# Exercise instructions
Gather, from the listing beneath this task, every line holding the string "codon".

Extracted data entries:
========================

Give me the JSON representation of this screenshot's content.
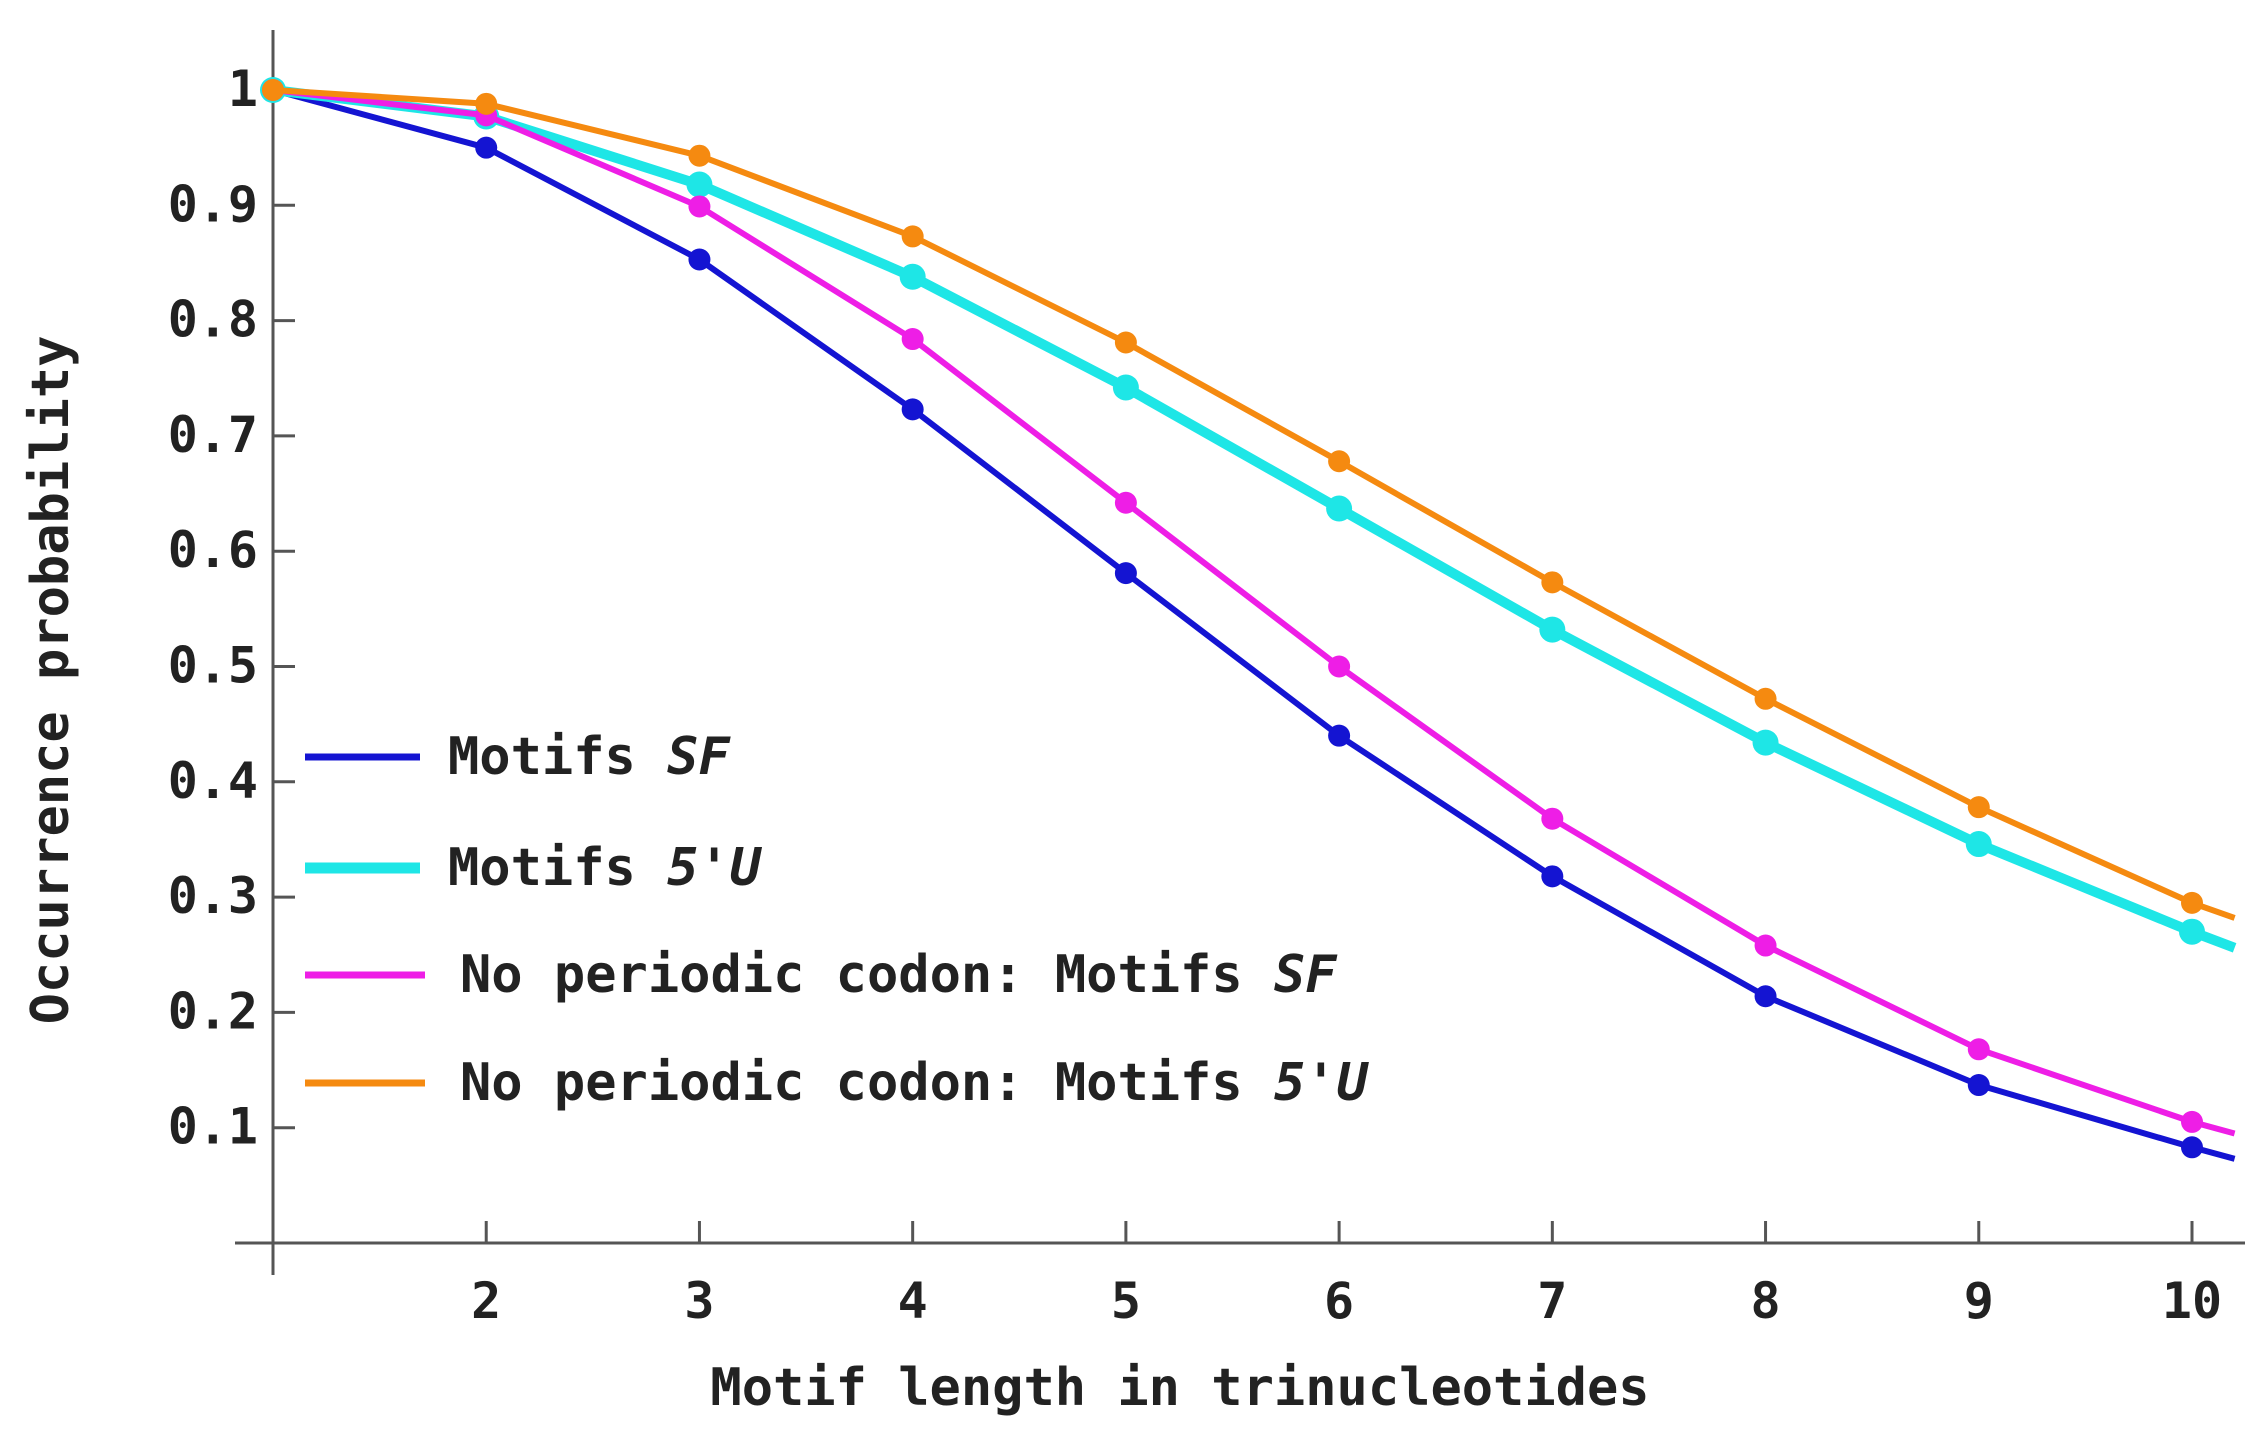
{
  "chart_data": {
    "type": "line",
    "title": "",
    "xlabel": "Motif length in trinucleotides",
    "ylabel": "Occurrence probability",
    "xlim": [
      1,
      10.2
    ],
    "ylim": [
      0,
      1.05
    ],
    "x": [
      1,
      2,
      3,
      4,
      5,
      6,
      7,
      8,
      9,
      10
    ],
    "x_ticks": [
      2,
      3,
      4,
      5,
      6,
      7,
      8,
      9,
      10
    ],
    "x_tick_labels": [
      "2",
      "3",
      "4",
      "5",
      "6",
      "7",
      "8",
      "9",
      "10"
    ],
    "y_ticks": [
      0.1,
      0.2,
      0.3,
      0.4,
      0.5,
      0.6,
      0.7,
      0.8,
      0.9,
      1.0
    ],
    "y_tick_labels": [
      "0.1",
      "0.2",
      "0.3",
      "0.4",
      "0.5",
      "0.6",
      "0.7",
      "0.8",
      "0.9",
      "1"
    ],
    "grid": false,
    "legend_position": "bottom-left",
    "series": [
      {
        "name": "Motifs SF",
        "legend_plain": "Motifs ",
        "legend_italic": "SF",
        "color": "#1414d2",
        "values": [
          1.0,
          0.95,
          0.853,
          0.723,
          0.581,
          0.44,
          0.318,
          0.214,
          0.137,
          0.083
        ],
        "end_value": 0.073
      },
      {
        "name": "Motifs 5'U",
        "legend_plain": "Motifs ",
        "legend_italic": "5'U",
        "color": "#1ee6e6",
        "values": [
          1.0,
          0.977,
          0.918,
          0.838,
          0.742,
          0.637,
          0.532,
          0.434,
          0.346,
          0.27
        ],
        "end_value": 0.256
      },
      {
        "name": "No periodic codon: Motifs SF",
        "legend_plain": "No periodic codon: Motifs ",
        "legend_italic": "SF",
        "color": "#ee1ee6",
        "values": [
          1.0,
          0.978,
          0.899,
          0.784,
          0.642,
          0.5,
          0.368,
          0.258,
          0.168,
          0.105
        ],
        "end_value": 0.095
      },
      {
        "name": "No periodic codon: Motifs 5'U",
        "legend_plain": "No periodic codon: Motifs ",
        "legend_italic": "5'U",
        "color": "#f58a10",
        "values": [
          1.0,
          0.988,
          0.943,
          0.873,
          0.781,
          0.678,
          0.573,
          0.472,
          0.378,
          0.295
        ],
        "end_value": 0.282
      }
    ]
  }
}
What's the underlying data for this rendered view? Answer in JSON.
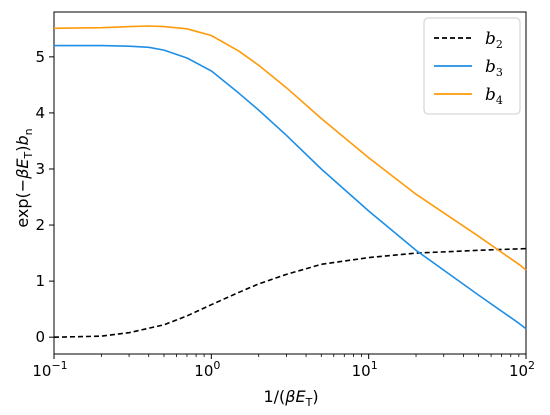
{
  "chart_data": {
    "type": "line",
    "xscale": "log",
    "xlim": [
      0.1,
      100
    ],
    "ylim": [
      -0.3,
      5.8
    ],
    "grid": false,
    "legend_position": "top-right",
    "xlabel": {
      "prefix": "1/(",
      "beta": "β",
      "E": "E",
      "sub": "T",
      "suffix": ")"
    },
    "ylabel": {
      "prefix": "exp(−",
      "beta": "β",
      "E": "E",
      "sub": "T",
      "mid": ")",
      "b": "b",
      "bsub": "n"
    },
    "x_ticks": [
      {
        "base": "10",
        "exp": "−1",
        "value": 0.1
      },
      {
        "base": "10",
        "exp": "0",
        "value": 1
      },
      {
        "base": "10",
        "exp": "1",
        "value": 10
      },
      {
        "base": "10",
        "exp": "2",
        "value": 100
      }
    ],
    "y_ticks": [
      "0",
      "1",
      "2",
      "3",
      "4",
      "5"
    ],
    "series": [
      {
        "name": "b",
        "subscript": "2",
        "color": "#000000",
        "dash": "dashed",
        "x": [
          0.1,
          0.15,
          0.2,
          0.3,
          0.5,
          0.7,
          1,
          1.5,
          2,
          3,
          5,
          10,
          20,
          50,
          100
        ],
        "y": [
          0.0,
          0.01,
          0.02,
          0.08,
          0.22,
          0.38,
          0.58,
          0.8,
          0.95,
          1.12,
          1.3,
          1.42,
          1.5,
          1.55,
          1.58
        ]
      },
      {
        "name": "b",
        "subscript": "3",
        "color": "#1f8fe6",
        "dash": "solid",
        "x": [
          0.1,
          0.2,
          0.3,
          0.4,
          0.5,
          0.7,
          1,
          1.5,
          2,
          3,
          5,
          10,
          20,
          50,
          90,
          100
        ],
        "y": [
          5.2,
          5.2,
          5.19,
          5.17,
          5.12,
          4.98,
          4.75,
          4.35,
          4.05,
          3.6,
          3.0,
          2.25,
          1.55,
          0.75,
          0.25,
          0.15
        ]
      },
      {
        "name": "b",
        "subscript": "4",
        "color": "#ff9a0a",
        "dash": "solid",
        "x": [
          0.1,
          0.2,
          0.3,
          0.4,
          0.5,
          0.7,
          1,
          1.5,
          2,
          3,
          5,
          10,
          20,
          50,
          90,
          100
        ],
        "y": [
          5.51,
          5.52,
          5.54,
          5.55,
          5.54,
          5.5,
          5.38,
          5.1,
          4.85,
          4.45,
          3.9,
          3.2,
          2.55,
          1.8,
          1.3,
          1.2
        ]
      }
    ]
  }
}
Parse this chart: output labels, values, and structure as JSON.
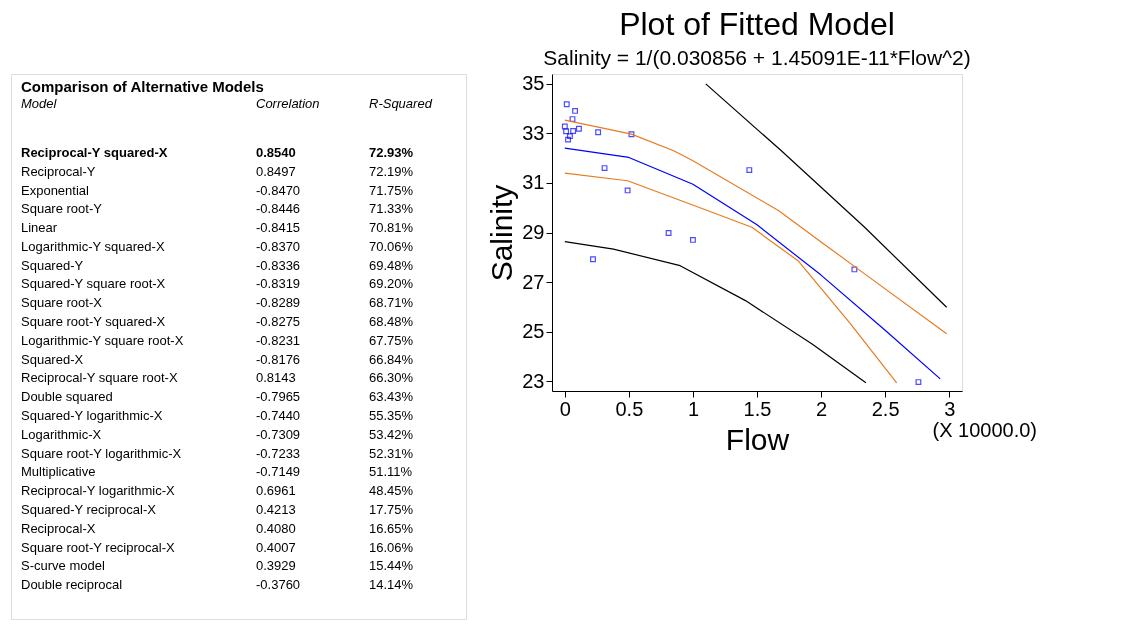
{
  "chart_data": [
    {
      "type": "other",
      "title": "Comparison of Alternative Models",
      "xlabel": "Model",
      "categories": [
        "Reciprocal-Y squared-X",
        "Reciprocal-Y",
        "Exponential",
        "Square root-Y",
        "Linear",
        "Logarithmic-Y squared-X",
        "Squared-Y",
        "Squared-Y square root-X",
        "Square root-X",
        "Square root-Y squared-X",
        "Logarithmic-Y square root-X",
        "Squared-X",
        "Reciprocal-Y square root-X",
        "Double squared",
        "Squared-Y logarithmic-X",
        "Logarithmic-X",
        "Square root-Y logarithmic-X",
        "Multiplicative",
        "Reciprocal-Y logarithmic-X",
        "Squared-Y reciprocal-X",
        "Reciprocal-X",
        "Square root-Y reciprocal-X",
        "S-curve model",
        "Double reciprocal"
      ],
      "series": [
        {
          "name": "Correlation",
          "values": [
            0.854,
            0.8497,
            -0.847,
            -0.8446,
            -0.8415,
            -0.837,
            -0.8336,
            -0.8319,
            -0.8289,
            -0.8275,
            -0.8231,
            -0.8176,
            0.8143,
            -0.7965,
            -0.744,
            -0.7309,
            -0.7233,
            -0.7149,
            0.6961,
            0.4213,
            0.408,
            0.4007,
            0.3929,
            -0.376
          ],
          "value_labels": [
            "0.8540",
            "0.8497",
            "-0.8470",
            "-0.8446",
            "-0.8415",
            "-0.8370",
            "-0.8336",
            "-0.8319",
            "-0.8289",
            "-0.8275",
            "-0.8231",
            "-0.8176",
            "0.8143",
            "-0.7965",
            "-0.7440",
            "-0.7309",
            "-0.7233",
            "-0.7149",
            "0.6961",
            "0.4213",
            "0.4080",
            "0.4007",
            "0.3929",
            "-0.3760"
          ]
        },
        {
          "name": "R-Squared",
          "values": [
            72.93,
            72.19,
            71.75,
            71.33,
            70.81,
            70.06,
            69.48,
            69.2,
            68.71,
            68.48,
            67.75,
            66.84,
            66.3,
            63.43,
            55.35,
            53.42,
            52.31,
            51.11,
            48.45,
            17.75,
            16.65,
            16.06,
            15.44,
            14.14
          ],
          "value_labels": [
            "72.93%",
            "72.19%",
            "71.75%",
            "71.33%",
            "70.81%",
            "70.06%",
            "69.48%",
            "69.20%",
            "68.71%",
            "68.48%",
            "67.75%",
            "66.84%",
            "66.30%",
            "63.43%",
            "55.35%",
            "53.42%",
            "52.31%",
            "51.11%",
            "48.45%",
            "17.75%",
            "16.65%",
            "16.06%",
            "15.44%",
            "14.14%"
          ]
        }
      ]
    },
    {
      "type": "scatter",
      "title": "Plot of Fitted Model",
      "subtitle": "Salinity = 1/(0.030856 + 1.45091E-11*Flow^2)",
      "xlabel": "Flow",
      "ylabel": "Salinity",
      "annotations": [
        "(X 10000.0)"
      ],
      "xlim": [
        -0.1,
        3.1
      ],
      "ylim": [
        22.6,
        35.4
      ],
      "xticks": [
        0,
        0.5,
        1,
        1.5,
        2,
        2.5,
        3
      ],
      "yticks": [
        23,
        25,
        27,
        29,
        31,
        33,
        35
      ],
      "grid": false,
      "series": [
        {
          "type": "scatter",
          "marker": "square",
          "color": "#0000ff",
          "x": [
            0.015,
            0.08,
            0.06,
            0.0,
            0.01,
            0.065,
            0.11,
            0.04,
            0.025,
            0.26,
            0.52,
            0.31,
            0.49,
            0.81,
            1.0,
            0.22,
            1.44,
            2.26,
            2.76
          ],
          "values": [
            34.18,
            33.91,
            33.58,
            33.28,
            33.09,
            33.1,
            33.19,
            32.89,
            32.75,
            33.05,
            32.97,
            31.6,
            30.7,
            28.98,
            28.7,
            27.92,
            31.52,
            27.51,
            22.96
          ]
        },
        {
          "type": "line",
          "color": "#0000ff",
          "x": [
            0,
            0.5,
            1,
            1.5,
            2,
            2.5,
            2.93
          ],
          "values": [
            32.41,
            32.03,
            30.95,
            29.31,
            27.28,
            25.05,
            23.09
          ]
        },
        {
          "type": "line",
          "color": "#e87b1e",
          "x": [
            0,
            0.52,
            0.85,
            1.0,
            1.67,
            2.0,
            2.34,
            2.98
          ],
          "values": [
            33.54,
            32.97,
            32.3,
            31.9,
            29.88,
            28.62,
            27.33,
            24.91
          ]
        },
        {
          "type": "line",
          "color": "#e87b1e",
          "x": [
            0,
            0.49,
            1.05,
            1.46,
            1.82,
            2.23,
            2.59
          ],
          "values": [
            31.4,
            31.09,
            30.01,
            29.21,
            27.86,
            25.31,
            22.93
          ]
        },
        {
          "type": "line",
          "color": "#000000",
          "x": [
            0,
            0.38,
            0.9,
            1.41,
            1.93,
            2.35
          ],
          "values": [
            28.63,
            28.33,
            27.66,
            26.25,
            24.5,
            22.93
          ]
        },
        {
          "type": "line",
          "color": "#000000",
          "x": [
            1.1,
            1.69,
            2.34,
            2.98
          ],
          "values": [
            35.0,
            32.3,
            29.21,
            25.98
          ]
        }
      ]
    }
  ]
}
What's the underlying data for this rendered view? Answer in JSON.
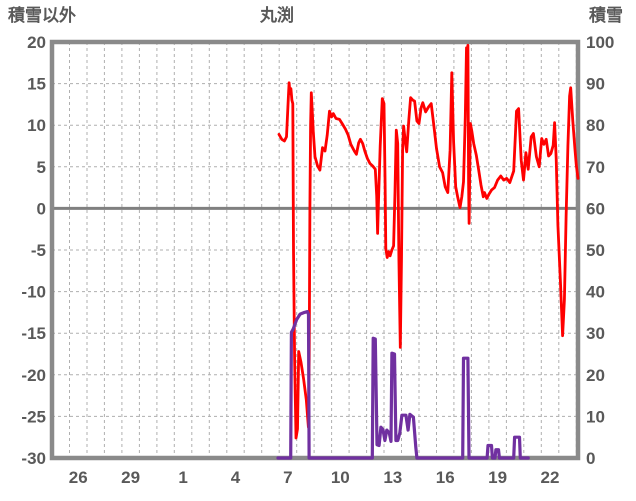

========================

# The solution
        "name": "No periodic codon: Motifs SF",
        "legend_plain": "No periodic codon: Motifs ",
        "name": "No periodic codon: Motifs 5'U",
        "legend_plain": "No periodic codon: Motifs ",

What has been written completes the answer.